### What is asked
In the records below, locate the line containing "What's the underlying"; output that line and every following line through the last, exactly.

### Dataset records
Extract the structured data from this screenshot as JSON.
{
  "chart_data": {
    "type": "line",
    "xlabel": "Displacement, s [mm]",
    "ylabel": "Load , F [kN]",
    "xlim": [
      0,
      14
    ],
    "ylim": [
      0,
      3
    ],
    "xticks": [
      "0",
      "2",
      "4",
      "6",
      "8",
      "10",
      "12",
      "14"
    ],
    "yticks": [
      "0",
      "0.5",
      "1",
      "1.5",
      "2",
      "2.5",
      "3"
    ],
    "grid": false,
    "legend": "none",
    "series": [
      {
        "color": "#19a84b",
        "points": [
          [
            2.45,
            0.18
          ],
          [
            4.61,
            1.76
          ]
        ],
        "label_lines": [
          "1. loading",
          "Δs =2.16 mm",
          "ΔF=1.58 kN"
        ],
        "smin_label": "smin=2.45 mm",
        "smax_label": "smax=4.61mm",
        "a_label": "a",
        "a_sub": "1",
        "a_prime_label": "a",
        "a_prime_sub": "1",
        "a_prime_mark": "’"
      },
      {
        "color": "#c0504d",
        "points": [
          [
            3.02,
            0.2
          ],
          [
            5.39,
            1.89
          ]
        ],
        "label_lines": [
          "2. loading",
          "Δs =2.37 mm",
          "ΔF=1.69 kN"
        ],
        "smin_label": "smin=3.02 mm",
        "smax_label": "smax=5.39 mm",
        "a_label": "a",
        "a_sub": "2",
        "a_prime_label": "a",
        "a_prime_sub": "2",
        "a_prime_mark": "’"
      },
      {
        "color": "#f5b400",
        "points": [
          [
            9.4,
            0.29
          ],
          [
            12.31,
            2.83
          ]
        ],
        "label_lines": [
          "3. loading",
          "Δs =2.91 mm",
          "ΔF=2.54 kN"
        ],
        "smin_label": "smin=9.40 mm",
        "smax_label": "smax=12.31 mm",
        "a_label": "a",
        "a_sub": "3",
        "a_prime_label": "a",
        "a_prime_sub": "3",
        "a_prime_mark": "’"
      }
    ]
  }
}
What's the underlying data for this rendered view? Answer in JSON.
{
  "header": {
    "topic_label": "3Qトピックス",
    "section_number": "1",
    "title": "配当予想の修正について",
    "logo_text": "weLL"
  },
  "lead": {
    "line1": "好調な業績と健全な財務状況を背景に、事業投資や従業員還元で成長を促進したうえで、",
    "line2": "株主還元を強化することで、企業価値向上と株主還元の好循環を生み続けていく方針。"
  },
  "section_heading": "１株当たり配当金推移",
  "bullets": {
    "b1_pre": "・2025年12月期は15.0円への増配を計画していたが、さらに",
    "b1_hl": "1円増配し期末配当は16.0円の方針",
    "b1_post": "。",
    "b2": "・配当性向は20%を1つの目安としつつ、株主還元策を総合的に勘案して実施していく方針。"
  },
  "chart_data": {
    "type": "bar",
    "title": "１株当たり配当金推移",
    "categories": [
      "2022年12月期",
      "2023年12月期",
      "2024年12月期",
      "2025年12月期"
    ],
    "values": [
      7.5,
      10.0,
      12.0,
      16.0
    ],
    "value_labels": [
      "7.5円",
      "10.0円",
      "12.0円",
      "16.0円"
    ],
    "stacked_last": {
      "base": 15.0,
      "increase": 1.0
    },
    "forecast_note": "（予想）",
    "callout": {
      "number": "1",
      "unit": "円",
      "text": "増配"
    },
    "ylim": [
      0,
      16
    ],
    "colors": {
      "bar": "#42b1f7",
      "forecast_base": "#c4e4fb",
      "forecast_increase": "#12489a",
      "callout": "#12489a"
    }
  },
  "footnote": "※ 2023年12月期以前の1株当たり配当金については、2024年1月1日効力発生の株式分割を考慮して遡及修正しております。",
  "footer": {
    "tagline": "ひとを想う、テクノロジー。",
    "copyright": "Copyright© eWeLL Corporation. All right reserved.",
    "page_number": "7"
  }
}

### Final answer
What's the underlying data for this rendered view? Answer in JSON.
{
  "header": {
    "topic_label": "3Qトピックス",
    "section_number": "1",
    "title": "配当予想の修正について",
    "logo_text": "weLL"
  },
  "lead": {
    "line1": "好調な業績と健全な財務状況を背景に、事業投資や従業員還元で成長を促進したうえで、",
    "line2": "株主還元を強化することで、企業価値向上と株主還元の好循環を生み続けていく方針。"
  },
  "section_heading": "１株当たり配当金推移",
  "bullets": {
    "b1_pre": "・2025年12月期は15.0円への増配を計画していたが、さらに",
    "b1_hl": "1円増配し期末配当は16.0円の方針",
    "b1_post": "。",
    "b2": "・配当性向は20%を1つの目安としつつ、株主還元策を総合的に勘案して実施していく方針。"
  },
  "chart_data": {
    "type": "bar",
    "title": "１株当たり配当金推移",
    "categories": [
      "2022年12月期",
      "2023年12月期",
      "2024年12月期",
      "2025年12月期"
    ],
    "values": [
      7.5,
      10.0,
      12.0,
      16.0
    ],
    "value_labels": [
      "7.5円",
      "10.0円",
      "12.0円",
      "16.0円"
    ],
    "stacked_last": {
      "base": 15.0,
      "increase": 1.0
    },
    "forecast_note": "（予想）",
    "callout": {
      "number": "1",
      "unit": "円",
      "text": "増配"
    },
    "ylim": [
      0,
      16
    ],
    "colors": {
      "bar": "#42b1f7",
      "forecast_base": "#c4e4fb",
      "forecast_increase": "#12489a",
      "callout": "#12489a"
    }
  },
  "footnote": "※ 2023年12月期以前の1株当たり配当金については、2024年1月1日効力発生の株式分割を考慮して遡及修正しております。",
  "footer": {
    "tagline": "ひとを想う、テクノロジー。",
    "copyright": "Copyright© eWeLL Corporation. All right reserved.",
    "page_number": "7"
  }
}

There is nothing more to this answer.